>>>>>

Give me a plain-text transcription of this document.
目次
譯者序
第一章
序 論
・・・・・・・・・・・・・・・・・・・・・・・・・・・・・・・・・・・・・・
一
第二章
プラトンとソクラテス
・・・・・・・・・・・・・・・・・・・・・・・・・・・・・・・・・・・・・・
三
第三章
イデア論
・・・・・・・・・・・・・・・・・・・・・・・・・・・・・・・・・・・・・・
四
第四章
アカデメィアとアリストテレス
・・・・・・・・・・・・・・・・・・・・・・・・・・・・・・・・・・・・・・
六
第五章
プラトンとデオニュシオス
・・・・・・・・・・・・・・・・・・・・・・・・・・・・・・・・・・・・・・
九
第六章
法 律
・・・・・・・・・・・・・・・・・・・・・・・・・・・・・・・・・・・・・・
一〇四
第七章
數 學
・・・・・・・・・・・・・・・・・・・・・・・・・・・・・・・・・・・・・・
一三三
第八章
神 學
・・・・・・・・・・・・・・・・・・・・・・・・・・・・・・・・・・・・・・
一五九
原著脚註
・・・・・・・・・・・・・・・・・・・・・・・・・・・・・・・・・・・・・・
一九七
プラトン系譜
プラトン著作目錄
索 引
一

<<<<<
>>>>>

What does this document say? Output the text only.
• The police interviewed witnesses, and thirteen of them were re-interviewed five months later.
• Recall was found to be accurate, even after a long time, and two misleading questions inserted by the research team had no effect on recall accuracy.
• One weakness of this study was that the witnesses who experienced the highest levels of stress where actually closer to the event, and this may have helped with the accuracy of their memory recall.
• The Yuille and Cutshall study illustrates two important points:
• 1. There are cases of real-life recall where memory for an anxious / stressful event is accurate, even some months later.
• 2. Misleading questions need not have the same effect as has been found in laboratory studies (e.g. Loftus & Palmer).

<<<<<

=== The task ===
Look through the entries above; copy every line holding the string "months".

=== Finished exercise ===
• The police interviewed witnesses, and thirteen of them were re-interviewed five months later.
• 1. There are cases of real-life recall where memory for an anxious / stressful event is accurate, even some months later.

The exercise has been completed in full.